== Structured figure records ==
+++

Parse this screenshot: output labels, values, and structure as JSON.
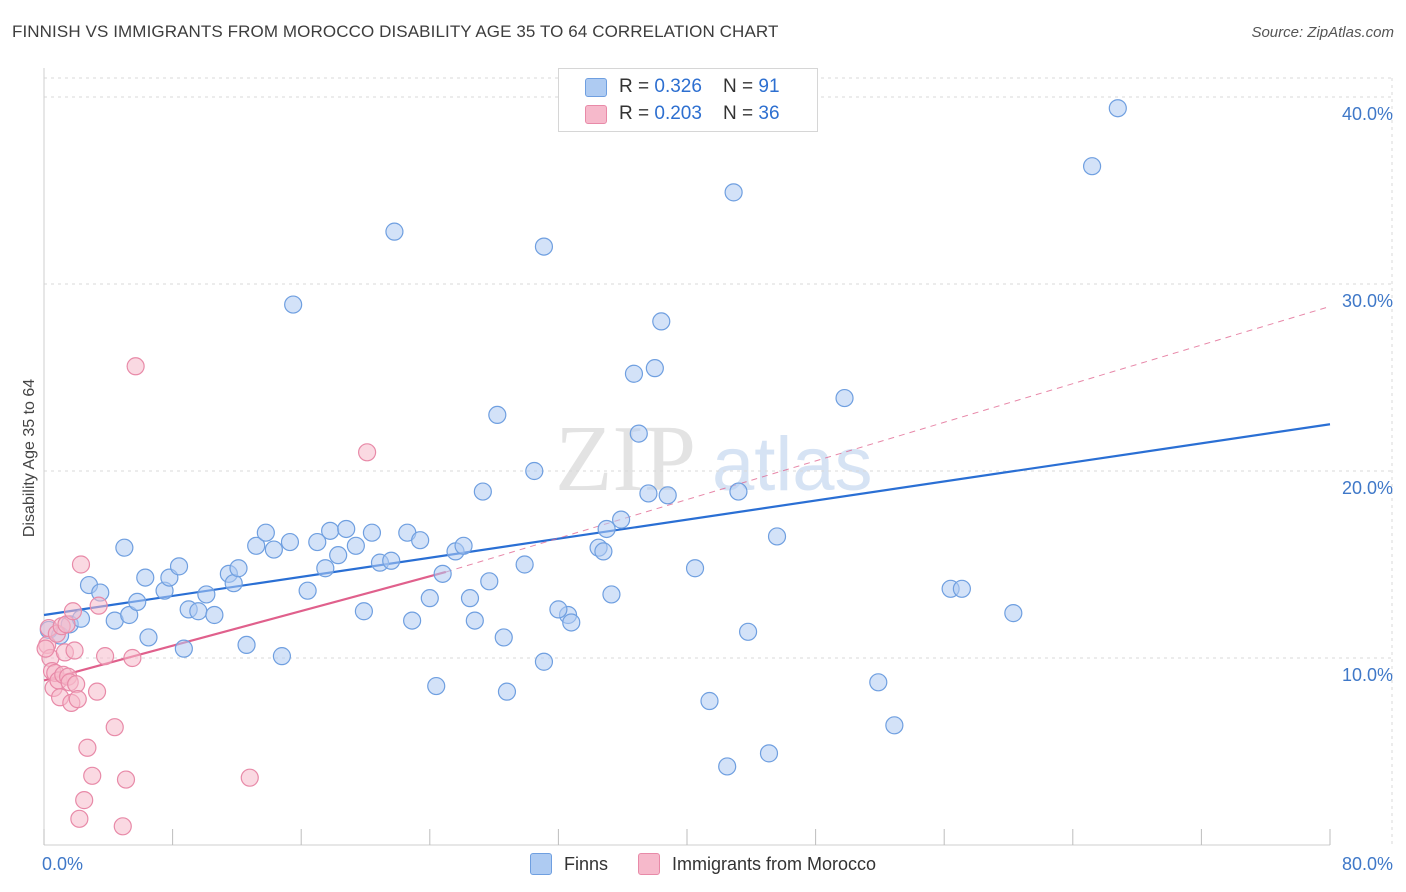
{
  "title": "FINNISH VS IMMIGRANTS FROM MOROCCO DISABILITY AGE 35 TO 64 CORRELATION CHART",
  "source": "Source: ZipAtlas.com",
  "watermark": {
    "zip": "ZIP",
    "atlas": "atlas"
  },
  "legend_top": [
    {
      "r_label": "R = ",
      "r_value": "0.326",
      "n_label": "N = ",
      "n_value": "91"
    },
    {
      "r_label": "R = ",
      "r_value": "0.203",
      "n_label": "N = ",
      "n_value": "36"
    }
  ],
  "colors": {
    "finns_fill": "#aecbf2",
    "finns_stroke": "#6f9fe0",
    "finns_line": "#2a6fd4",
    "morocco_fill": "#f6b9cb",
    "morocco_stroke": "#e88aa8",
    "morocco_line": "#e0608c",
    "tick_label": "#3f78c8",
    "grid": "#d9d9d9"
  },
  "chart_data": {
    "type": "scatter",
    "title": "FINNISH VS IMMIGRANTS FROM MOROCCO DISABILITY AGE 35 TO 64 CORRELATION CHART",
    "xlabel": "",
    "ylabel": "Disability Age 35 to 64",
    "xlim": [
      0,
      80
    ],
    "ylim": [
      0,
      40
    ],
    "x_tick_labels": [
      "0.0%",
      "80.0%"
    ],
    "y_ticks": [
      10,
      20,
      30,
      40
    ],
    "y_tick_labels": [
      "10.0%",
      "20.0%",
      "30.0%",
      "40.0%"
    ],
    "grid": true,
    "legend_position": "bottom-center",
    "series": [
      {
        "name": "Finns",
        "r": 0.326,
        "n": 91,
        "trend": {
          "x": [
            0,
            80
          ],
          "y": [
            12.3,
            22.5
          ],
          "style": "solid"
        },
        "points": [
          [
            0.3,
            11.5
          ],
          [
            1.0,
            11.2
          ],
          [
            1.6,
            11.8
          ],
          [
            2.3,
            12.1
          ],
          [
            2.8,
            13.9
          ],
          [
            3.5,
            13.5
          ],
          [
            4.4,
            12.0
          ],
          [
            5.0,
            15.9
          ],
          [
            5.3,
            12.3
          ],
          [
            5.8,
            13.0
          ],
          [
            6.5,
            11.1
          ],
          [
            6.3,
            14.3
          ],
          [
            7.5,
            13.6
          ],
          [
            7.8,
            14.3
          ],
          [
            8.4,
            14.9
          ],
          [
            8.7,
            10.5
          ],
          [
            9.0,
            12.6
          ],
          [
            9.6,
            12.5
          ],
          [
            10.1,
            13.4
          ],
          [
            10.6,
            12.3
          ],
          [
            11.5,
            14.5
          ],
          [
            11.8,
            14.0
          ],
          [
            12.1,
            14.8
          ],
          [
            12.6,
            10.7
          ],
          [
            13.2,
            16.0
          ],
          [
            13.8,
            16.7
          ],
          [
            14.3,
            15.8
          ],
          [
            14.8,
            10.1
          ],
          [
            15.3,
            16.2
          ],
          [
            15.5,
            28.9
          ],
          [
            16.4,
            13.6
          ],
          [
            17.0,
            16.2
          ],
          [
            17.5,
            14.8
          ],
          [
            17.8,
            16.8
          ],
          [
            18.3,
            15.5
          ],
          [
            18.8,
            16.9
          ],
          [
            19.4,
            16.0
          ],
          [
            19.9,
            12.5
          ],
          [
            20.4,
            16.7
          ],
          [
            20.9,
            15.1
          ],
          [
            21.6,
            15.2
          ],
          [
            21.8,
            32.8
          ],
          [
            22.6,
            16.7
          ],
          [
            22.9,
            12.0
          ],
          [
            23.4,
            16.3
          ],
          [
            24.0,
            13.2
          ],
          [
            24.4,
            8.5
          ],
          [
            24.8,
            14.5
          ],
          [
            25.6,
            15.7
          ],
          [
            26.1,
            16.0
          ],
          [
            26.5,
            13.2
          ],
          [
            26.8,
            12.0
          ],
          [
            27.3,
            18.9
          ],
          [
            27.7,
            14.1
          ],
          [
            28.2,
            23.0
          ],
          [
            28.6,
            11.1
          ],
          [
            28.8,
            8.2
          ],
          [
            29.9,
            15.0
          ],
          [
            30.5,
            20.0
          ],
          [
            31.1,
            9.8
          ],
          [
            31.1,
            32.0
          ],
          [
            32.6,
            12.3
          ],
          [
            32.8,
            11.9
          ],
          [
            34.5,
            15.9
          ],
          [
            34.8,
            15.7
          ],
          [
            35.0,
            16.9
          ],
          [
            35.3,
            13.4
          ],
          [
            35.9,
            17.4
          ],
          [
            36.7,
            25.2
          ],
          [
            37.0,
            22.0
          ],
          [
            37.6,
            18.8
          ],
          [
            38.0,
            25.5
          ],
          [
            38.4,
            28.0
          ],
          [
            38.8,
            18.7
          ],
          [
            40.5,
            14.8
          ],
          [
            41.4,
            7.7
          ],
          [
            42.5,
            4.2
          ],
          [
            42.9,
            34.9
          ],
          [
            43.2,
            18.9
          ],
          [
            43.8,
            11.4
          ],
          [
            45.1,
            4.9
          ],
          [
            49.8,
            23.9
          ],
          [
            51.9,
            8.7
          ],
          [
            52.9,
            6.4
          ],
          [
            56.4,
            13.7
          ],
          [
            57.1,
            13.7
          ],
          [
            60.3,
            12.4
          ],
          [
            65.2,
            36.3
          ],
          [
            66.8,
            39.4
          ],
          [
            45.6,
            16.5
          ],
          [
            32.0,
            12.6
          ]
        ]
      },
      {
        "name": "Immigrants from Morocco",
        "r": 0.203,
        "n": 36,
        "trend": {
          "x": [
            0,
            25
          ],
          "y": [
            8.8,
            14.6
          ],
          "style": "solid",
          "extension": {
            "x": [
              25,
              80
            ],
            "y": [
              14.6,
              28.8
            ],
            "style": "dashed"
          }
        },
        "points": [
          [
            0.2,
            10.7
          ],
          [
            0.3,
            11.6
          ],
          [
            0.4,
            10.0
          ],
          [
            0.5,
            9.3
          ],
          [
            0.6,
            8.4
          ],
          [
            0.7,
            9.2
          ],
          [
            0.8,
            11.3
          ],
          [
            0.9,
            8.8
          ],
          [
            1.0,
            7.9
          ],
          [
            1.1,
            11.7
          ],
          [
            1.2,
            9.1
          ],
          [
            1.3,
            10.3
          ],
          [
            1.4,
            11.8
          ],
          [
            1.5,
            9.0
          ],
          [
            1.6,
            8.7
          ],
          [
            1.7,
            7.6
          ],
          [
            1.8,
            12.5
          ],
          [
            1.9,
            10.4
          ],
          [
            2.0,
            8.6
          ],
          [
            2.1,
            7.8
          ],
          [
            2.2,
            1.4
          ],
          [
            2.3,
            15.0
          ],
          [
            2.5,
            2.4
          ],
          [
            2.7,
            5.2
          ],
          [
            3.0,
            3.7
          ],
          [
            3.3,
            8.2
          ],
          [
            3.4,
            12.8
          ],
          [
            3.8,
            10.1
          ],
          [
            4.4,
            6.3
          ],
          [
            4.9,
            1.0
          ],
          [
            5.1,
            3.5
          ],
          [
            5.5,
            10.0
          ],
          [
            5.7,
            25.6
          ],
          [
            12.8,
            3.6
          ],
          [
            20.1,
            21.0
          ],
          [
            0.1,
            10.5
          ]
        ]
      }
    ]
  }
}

+++

== What you have to do ==
Retype each entry precisely. Skip images entirely.

== Solution to this problem ==
Parse this screenshot: output labels, values, and structure as JSON.
{
  "title": "FINNISH VS IMMIGRANTS FROM MOROCCO DISABILITY AGE 35 TO 64 CORRELATION CHART",
  "source": "Source: ZipAtlas.com",
  "watermark": {
    "zip": "ZIP",
    "atlas": "atlas"
  },
  "legend_top": [
    {
      "r_label": "R = ",
      "r_value": "0.326",
      "n_label": "N = ",
      "n_value": "91"
    },
    {
      "r_label": "R = ",
      "r_value": "0.203",
      "n_label": "N = ",
      "n_value": "36"
    }
  ],
  "colors": {
    "finns_fill": "#aecbf2",
    "finns_stroke": "#6f9fe0",
    "finns_line": "#2a6fd4",
    "morocco_fill": "#f6b9cb",
    "morocco_stroke": "#e88aa8",
    "morocco_line": "#e0608c",
    "tick_label": "#3f78c8",
    "grid": "#d9d9d9"
  },
  "chart_data": {
    "type": "scatter",
    "title": "FINNISH VS IMMIGRANTS FROM MOROCCO DISABILITY AGE 35 TO 64 CORRELATION CHART",
    "xlabel": "",
    "ylabel": "Disability Age 35 to 64",
    "xlim": [
      0,
      80
    ],
    "ylim": [
      0,
      40
    ],
    "x_tick_labels": [
      "0.0%",
      "80.0%"
    ],
    "y_ticks": [
      10,
      20,
      30,
      40
    ],
    "y_tick_labels": [
      "10.0%",
      "20.0%",
      "30.0%",
      "40.0%"
    ],
    "grid": true,
    "legend_position": "bottom-center",
    "series": [
      {
        "name": "Finns",
        "r": 0.326,
        "n": 91,
        "trend": {
          "x": [
            0,
            80
          ],
          "y": [
            12.3,
            22.5
          ],
          "style": "solid"
        },
        "points": [
          [
            0.3,
            11.5
          ],
          [
            1.0,
            11.2
          ],
          [
            1.6,
            11.8
          ],
          [
            2.3,
            12.1
          ],
          [
            2.8,
            13.9
          ],
          [
            3.5,
            13.5
          ],
          [
            4.4,
            12.0
          ],
          [
            5.0,
            15.9
          ],
          [
            5.3,
            12.3
          ],
          [
            5.8,
            13.0
          ],
          [
            6.5,
            11.1
          ],
          [
            6.3,
            14.3
          ],
          [
            7.5,
            13.6
          ],
          [
            7.8,
            14.3
          ],
          [
            8.4,
            14.9
          ],
          [
            8.7,
            10.5
          ],
          [
            9.0,
            12.6
          ],
          [
            9.6,
            12.5
          ],
          [
            10.1,
            13.4
          ],
          [
            10.6,
            12.3
          ],
          [
            11.5,
            14.5
          ],
          [
            11.8,
            14.0
          ],
          [
            12.1,
            14.8
          ],
          [
            12.6,
            10.7
          ],
          [
            13.2,
            16.0
          ],
          [
            13.8,
            16.7
          ],
          [
            14.3,
            15.8
          ],
          [
            14.8,
            10.1
          ],
          [
            15.3,
            16.2
          ],
          [
            15.5,
            28.9
          ],
          [
            16.4,
            13.6
          ],
          [
            17.0,
            16.2
          ],
          [
            17.5,
            14.8
          ],
          [
            17.8,
            16.8
          ],
          [
            18.3,
            15.5
          ],
          [
            18.8,
            16.9
          ],
          [
            19.4,
            16.0
          ],
          [
            19.9,
            12.5
          ],
          [
            20.4,
            16.7
          ],
          [
            20.9,
            15.1
          ],
          [
            21.6,
            15.2
          ],
          [
            21.8,
            32.8
          ],
          [
            22.6,
            16.7
          ],
          [
            22.9,
            12.0
          ],
          [
            23.4,
            16.3
          ],
          [
            24.0,
            13.2
          ],
          [
            24.4,
            8.5
          ],
          [
            24.8,
            14.5
          ],
          [
            25.6,
            15.7
          ],
          [
            26.1,
            16.0
          ],
          [
            26.5,
            13.2
          ],
          [
            26.8,
            12.0
          ],
          [
            27.3,
            18.9
          ],
          [
            27.7,
            14.1
          ],
          [
            28.2,
            23.0
          ],
          [
            28.6,
            11.1
          ],
          [
            28.8,
            8.2
          ],
          [
            29.9,
            15.0
          ],
          [
            30.5,
            20.0
          ],
          [
            31.1,
            9.8
          ],
          [
            31.1,
            32.0
          ],
          [
            32.6,
            12.3
          ],
          [
            32.8,
            11.9
          ],
          [
            34.5,
            15.9
          ],
          [
            34.8,
            15.7
          ],
          [
            35.0,
            16.9
          ],
          [
            35.3,
            13.4
          ],
          [
            35.9,
            17.4
          ],
          [
            36.7,
            25.2
          ],
          [
            37.0,
            22.0
          ],
          [
            37.6,
            18.8
          ],
          [
            38.0,
            25.5
          ],
          [
            38.4,
            28.0
          ],
          [
            38.8,
            18.7
          ],
          [
            40.5,
            14.8
          ],
          [
            41.4,
            7.7
          ],
          [
            42.5,
            4.2
          ],
          [
            42.9,
            34.9
          ],
          [
            43.2,
            18.9
          ],
          [
            43.8,
            11.4
          ],
          [
            45.1,
            4.9
          ],
          [
            49.8,
            23.9
          ],
          [
            51.9,
            8.7
          ],
          [
            52.9,
            6.4
          ],
          [
            56.4,
            13.7
          ],
          [
            57.1,
            13.7
          ],
          [
            60.3,
            12.4
          ],
          [
            65.2,
            36.3
          ],
          [
            66.8,
            39.4
          ],
          [
            45.6,
            16.5
          ],
          [
            32.0,
            12.6
          ]
        ]
      },
      {
        "name": "Immigrants from Morocco",
        "r": 0.203,
        "n": 36,
        "trend": {
          "x": [
            0,
            25
          ],
          "y": [
            8.8,
            14.6
          ],
          "style": "solid",
          "extension": {
            "x": [
              25,
              80
            ],
            "y": [
              14.6,
              28.8
            ],
            "style": "dashed"
          }
        },
        "points": [
          [
            0.2,
            10.7
          ],
          [
            0.3,
            11.6
          ],
          [
            0.4,
            10.0
          ],
          [
            0.5,
            9.3
          ],
          [
            0.6,
            8.4
          ],
          [
            0.7,
            9.2
          ],
          [
            0.8,
            11.3
          ],
          [
            0.9,
            8.8
          ],
          [
            1.0,
            7.9
          ],
          [
            1.1,
            11.7
          ],
          [
            1.2,
            9.1
          ],
          [
            1.3,
            10.3
          ],
          [
            1.4,
            11.8
          ],
          [
            1.5,
            9.0
          ],
          [
            1.6,
            8.7
          ],
          [
            1.7,
            7.6
          ],
          [
            1.8,
            12.5
          ],
          [
            1.9,
            10.4
          ],
          [
            2.0,
            8.6
          ],
          [
            2.1,
            7.8
          ],
          [
            2.2,
            1.4
          ],
          [
            2.3,
            15.0
          ],
          [
            2.5,
            2.4
          ],
          [
            2.7,
            5.2
          ],
          [
            3.0,
            3.7
          ],
          [
            3.3,
            8.2
          ],
          [
            3.4,
            12.8
          ],
          [
            3.8,
            10.1
          ],
          [
            4.4,
            6.3
          ],
          [
            4.9,
            1.0
          ],
          [
            5.1,
            3.5
          ],
          [
            5.5,
            10.0
          ],
          [
            5.7,
            25.6
          ],
          [
            12.8,
            3.6
          ],
          [
            20.1,
            21.0
          ],
          [
            0.1,
            10.5
          ]
        ]
      }
    ]
  }
}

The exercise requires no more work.